**Goal**: Note each line where "ends" appears, and copy it.

**Recorded information**:
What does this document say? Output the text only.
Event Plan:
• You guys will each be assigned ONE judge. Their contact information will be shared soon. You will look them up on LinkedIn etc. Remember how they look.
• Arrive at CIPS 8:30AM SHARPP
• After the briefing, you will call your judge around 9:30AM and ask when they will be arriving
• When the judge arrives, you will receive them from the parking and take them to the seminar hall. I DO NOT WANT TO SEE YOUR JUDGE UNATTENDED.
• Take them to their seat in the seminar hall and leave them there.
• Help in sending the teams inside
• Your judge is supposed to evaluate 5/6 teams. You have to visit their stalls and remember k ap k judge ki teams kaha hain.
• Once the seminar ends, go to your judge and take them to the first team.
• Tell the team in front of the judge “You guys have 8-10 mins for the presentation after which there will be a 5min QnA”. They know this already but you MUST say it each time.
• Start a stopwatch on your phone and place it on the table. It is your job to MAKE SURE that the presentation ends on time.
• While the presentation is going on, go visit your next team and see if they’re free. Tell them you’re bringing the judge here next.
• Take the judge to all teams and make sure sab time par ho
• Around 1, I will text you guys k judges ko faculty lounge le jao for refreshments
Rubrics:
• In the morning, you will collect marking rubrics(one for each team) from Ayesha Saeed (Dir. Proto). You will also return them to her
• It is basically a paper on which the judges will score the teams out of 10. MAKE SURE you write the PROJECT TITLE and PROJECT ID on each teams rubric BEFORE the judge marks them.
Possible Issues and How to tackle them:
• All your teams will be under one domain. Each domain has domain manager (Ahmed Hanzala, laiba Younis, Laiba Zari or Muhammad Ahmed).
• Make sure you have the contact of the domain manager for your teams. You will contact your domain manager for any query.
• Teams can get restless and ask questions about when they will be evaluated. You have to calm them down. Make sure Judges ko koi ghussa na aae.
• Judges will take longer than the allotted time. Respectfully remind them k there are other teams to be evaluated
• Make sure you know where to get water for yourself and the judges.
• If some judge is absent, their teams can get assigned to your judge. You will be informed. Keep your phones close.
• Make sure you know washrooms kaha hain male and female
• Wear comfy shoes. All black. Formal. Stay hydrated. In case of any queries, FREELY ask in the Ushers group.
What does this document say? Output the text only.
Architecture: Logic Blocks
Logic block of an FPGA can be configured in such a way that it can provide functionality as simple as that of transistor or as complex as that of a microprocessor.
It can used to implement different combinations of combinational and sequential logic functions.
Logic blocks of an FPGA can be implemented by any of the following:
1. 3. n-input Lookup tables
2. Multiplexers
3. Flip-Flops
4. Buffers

**Solution to this problem**:
• Once the seminar ends, go to your judge and take them to the first team.
• Start a stopwatch on your phone and place it on the table. It is your job to MAKE SURE that the presentation ends on time.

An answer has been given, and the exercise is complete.